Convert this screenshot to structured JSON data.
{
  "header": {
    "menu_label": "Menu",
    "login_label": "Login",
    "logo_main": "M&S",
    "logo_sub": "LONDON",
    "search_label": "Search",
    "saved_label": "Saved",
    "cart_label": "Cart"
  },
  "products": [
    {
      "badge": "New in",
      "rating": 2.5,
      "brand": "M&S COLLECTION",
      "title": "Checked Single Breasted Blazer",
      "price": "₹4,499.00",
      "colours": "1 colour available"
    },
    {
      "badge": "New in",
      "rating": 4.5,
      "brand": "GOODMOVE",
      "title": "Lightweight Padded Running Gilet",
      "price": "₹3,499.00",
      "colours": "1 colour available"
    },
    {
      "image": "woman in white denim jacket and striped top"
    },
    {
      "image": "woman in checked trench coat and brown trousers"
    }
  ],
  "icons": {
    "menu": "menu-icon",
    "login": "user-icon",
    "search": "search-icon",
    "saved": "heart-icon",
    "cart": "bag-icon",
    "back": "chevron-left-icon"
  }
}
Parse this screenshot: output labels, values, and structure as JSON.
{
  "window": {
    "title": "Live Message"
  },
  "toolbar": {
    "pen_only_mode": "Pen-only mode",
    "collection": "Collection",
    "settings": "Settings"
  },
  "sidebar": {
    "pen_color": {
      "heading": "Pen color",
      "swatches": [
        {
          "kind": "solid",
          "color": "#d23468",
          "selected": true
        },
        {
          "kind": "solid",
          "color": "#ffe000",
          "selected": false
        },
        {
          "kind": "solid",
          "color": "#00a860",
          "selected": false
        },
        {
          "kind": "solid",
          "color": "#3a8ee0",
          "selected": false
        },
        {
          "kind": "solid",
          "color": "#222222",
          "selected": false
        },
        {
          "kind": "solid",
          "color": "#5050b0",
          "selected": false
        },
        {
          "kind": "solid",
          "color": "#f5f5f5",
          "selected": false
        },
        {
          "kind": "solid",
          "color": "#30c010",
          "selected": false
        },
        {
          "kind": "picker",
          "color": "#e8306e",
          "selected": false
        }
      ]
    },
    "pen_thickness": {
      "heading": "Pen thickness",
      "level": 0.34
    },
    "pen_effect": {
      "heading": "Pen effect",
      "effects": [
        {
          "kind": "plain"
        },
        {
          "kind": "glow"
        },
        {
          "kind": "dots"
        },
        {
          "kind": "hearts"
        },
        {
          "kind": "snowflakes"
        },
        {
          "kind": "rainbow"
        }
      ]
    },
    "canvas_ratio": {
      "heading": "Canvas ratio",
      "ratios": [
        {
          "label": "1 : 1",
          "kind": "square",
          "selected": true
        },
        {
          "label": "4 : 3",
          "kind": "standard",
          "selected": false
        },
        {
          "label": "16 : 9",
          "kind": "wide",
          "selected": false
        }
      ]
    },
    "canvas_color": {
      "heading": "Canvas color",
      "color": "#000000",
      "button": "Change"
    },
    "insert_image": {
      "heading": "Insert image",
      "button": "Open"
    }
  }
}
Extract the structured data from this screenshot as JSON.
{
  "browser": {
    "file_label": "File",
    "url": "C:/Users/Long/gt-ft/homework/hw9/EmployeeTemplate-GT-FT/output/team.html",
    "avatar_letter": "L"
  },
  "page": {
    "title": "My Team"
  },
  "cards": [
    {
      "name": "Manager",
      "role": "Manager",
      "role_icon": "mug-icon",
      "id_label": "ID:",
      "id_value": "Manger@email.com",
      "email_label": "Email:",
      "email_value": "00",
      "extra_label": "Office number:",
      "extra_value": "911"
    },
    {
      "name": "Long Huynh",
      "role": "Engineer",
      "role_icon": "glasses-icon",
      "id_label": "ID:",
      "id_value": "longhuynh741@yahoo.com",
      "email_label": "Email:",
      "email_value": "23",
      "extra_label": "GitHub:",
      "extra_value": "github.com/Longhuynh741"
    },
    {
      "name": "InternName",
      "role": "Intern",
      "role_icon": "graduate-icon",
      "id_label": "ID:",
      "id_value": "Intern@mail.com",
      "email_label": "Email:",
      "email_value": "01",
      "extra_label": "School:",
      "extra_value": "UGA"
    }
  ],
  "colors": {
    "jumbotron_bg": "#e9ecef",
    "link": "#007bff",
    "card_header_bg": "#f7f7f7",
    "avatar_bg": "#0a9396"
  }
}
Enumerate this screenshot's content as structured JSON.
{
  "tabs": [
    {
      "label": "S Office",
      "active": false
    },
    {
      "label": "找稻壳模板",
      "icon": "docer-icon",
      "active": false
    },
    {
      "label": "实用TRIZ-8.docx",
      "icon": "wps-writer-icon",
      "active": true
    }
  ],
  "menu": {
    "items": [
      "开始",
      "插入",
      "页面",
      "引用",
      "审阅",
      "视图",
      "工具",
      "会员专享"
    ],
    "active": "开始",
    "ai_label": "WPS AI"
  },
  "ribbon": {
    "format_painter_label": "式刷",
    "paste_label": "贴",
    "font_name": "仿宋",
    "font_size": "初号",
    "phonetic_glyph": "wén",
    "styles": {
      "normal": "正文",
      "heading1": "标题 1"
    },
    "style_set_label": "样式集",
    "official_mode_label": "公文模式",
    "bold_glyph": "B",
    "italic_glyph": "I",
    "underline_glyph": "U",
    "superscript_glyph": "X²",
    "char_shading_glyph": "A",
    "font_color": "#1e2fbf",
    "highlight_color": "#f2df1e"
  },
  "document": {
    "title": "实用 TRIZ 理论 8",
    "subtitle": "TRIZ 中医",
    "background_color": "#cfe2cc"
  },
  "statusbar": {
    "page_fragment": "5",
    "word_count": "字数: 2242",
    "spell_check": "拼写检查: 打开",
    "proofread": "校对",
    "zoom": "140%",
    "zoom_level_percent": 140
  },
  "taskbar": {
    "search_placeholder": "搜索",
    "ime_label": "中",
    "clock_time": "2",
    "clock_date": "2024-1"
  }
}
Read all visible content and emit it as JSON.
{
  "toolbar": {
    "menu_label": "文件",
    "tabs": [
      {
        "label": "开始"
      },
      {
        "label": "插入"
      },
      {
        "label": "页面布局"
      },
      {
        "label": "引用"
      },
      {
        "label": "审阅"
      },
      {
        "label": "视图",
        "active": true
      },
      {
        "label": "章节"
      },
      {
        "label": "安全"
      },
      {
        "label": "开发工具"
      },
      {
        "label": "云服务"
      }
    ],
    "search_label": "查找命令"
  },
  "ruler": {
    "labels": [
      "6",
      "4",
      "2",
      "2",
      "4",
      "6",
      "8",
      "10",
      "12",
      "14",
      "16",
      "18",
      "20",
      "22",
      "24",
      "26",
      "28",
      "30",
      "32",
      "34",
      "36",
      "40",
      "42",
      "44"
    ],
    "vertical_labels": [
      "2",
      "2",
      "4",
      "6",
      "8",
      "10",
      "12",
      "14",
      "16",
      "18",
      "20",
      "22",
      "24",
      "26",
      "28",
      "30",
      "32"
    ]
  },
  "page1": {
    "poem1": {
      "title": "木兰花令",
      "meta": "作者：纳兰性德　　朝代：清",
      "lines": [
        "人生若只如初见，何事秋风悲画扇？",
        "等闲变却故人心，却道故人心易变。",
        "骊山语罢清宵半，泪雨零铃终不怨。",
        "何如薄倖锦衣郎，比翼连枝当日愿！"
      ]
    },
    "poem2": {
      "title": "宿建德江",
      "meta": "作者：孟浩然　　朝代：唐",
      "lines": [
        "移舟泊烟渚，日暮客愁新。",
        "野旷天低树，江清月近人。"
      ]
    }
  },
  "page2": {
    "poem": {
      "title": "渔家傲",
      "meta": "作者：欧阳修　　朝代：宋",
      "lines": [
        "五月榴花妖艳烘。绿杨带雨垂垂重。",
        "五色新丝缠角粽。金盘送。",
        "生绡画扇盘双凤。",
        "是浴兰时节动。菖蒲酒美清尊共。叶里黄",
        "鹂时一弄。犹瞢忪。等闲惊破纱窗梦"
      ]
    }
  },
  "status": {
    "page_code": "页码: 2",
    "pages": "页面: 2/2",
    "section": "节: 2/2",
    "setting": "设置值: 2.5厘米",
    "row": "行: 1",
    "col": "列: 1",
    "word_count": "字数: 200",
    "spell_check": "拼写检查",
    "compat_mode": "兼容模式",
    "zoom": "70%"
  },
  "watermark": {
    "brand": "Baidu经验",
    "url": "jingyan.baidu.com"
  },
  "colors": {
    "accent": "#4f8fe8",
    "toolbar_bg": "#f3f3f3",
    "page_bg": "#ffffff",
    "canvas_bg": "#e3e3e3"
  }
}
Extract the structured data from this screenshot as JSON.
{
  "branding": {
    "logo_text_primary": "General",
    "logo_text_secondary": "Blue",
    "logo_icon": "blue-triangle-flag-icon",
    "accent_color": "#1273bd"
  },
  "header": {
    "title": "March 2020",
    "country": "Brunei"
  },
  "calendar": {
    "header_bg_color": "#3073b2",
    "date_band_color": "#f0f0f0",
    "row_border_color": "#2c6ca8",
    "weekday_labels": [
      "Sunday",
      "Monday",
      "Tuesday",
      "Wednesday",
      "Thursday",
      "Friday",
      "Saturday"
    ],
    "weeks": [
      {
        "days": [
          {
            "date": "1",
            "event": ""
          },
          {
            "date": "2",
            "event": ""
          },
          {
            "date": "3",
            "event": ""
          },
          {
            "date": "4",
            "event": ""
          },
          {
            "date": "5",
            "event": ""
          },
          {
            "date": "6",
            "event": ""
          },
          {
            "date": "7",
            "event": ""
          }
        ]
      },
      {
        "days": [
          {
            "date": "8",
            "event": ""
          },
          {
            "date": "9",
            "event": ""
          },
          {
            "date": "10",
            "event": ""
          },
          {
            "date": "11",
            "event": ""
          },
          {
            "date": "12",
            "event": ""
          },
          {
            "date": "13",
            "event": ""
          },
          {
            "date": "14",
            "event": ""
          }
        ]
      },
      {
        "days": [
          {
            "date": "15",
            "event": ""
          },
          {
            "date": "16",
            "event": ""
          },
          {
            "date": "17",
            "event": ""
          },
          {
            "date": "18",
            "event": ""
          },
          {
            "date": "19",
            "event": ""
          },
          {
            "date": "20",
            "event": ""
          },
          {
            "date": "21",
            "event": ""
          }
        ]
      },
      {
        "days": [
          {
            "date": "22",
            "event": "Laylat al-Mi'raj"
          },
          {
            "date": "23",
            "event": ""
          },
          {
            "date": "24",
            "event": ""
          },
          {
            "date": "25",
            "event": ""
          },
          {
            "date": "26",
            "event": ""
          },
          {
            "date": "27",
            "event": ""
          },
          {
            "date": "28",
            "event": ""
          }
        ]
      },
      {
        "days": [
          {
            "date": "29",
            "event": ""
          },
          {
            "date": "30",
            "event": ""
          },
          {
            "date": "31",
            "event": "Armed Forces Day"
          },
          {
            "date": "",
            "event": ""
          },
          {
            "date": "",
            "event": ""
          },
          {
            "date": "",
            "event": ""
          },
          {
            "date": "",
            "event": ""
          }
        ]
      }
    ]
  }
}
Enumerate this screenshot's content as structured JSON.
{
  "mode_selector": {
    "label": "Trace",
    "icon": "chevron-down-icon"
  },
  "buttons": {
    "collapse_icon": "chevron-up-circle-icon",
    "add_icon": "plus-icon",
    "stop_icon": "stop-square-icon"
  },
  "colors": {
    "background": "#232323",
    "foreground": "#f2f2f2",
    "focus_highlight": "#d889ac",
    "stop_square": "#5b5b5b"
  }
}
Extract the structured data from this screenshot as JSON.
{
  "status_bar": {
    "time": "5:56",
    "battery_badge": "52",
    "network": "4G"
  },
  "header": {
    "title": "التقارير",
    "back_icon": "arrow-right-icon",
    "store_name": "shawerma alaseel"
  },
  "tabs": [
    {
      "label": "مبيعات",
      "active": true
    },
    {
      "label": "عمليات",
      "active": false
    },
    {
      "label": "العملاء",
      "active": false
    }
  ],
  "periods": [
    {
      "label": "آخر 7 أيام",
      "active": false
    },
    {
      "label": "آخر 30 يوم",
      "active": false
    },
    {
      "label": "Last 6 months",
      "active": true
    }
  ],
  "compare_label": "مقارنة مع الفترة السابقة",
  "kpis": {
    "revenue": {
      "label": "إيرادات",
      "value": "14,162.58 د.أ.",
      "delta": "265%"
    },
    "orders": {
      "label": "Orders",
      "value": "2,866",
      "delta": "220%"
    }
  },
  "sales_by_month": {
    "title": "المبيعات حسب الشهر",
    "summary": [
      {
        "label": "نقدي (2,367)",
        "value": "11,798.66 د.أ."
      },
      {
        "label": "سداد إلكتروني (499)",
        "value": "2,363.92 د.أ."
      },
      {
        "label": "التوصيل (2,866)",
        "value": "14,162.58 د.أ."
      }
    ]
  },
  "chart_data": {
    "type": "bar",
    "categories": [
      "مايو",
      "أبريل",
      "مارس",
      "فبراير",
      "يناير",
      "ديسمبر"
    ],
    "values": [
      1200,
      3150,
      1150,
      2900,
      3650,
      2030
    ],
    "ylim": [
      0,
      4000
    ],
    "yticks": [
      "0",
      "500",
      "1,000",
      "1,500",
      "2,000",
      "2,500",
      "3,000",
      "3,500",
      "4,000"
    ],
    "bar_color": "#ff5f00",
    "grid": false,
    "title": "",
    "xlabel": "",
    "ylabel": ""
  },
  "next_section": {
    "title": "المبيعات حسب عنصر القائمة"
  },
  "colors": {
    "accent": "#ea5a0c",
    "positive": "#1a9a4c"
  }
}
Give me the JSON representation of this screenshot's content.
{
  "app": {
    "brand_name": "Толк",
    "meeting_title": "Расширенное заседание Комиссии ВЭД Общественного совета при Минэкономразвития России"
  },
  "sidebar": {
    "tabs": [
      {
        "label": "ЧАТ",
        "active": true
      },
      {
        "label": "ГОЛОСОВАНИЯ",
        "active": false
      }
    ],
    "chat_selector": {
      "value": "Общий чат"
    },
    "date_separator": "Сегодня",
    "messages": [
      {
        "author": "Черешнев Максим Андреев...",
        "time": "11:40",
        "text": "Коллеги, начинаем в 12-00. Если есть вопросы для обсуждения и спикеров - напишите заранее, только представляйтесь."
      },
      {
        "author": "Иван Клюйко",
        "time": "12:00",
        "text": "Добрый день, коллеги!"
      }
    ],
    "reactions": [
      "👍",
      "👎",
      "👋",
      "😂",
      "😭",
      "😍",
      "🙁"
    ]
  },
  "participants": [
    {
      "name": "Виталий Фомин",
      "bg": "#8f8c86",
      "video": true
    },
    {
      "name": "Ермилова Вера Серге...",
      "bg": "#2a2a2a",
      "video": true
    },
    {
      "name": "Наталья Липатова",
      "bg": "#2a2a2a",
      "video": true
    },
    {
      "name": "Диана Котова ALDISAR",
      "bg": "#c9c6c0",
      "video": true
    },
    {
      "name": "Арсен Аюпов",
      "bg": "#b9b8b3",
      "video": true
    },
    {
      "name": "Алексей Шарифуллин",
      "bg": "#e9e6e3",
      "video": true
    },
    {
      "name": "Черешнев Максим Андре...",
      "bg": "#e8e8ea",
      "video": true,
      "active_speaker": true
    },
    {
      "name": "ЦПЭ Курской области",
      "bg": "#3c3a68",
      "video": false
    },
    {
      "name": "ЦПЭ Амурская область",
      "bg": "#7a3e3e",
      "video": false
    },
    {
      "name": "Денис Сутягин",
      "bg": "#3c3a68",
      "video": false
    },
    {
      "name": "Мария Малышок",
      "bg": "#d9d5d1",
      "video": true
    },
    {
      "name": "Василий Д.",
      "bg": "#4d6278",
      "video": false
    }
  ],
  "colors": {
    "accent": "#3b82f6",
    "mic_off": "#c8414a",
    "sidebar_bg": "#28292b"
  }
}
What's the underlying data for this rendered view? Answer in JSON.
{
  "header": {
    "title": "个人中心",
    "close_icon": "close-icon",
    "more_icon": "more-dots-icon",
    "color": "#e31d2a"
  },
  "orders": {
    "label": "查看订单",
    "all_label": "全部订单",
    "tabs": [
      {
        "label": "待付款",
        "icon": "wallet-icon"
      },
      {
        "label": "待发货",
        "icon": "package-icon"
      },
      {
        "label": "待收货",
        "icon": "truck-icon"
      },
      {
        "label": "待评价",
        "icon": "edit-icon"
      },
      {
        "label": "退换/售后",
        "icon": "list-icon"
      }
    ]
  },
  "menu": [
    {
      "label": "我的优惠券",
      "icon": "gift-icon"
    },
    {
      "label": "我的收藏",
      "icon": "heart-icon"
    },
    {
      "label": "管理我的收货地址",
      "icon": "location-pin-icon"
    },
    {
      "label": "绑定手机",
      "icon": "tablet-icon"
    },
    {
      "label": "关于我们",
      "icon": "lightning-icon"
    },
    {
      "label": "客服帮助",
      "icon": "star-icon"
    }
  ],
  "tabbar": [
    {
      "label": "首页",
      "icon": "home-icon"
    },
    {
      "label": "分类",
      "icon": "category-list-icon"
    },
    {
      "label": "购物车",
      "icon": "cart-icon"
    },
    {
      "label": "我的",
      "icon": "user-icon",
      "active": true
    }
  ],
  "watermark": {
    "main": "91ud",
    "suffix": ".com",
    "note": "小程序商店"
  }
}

■ ■ ■ ■ ■

**Instructions for the task**
In the records above, tally the lines where the word "Черешнев" appears, and give the number and nothing else.

**Written response**
2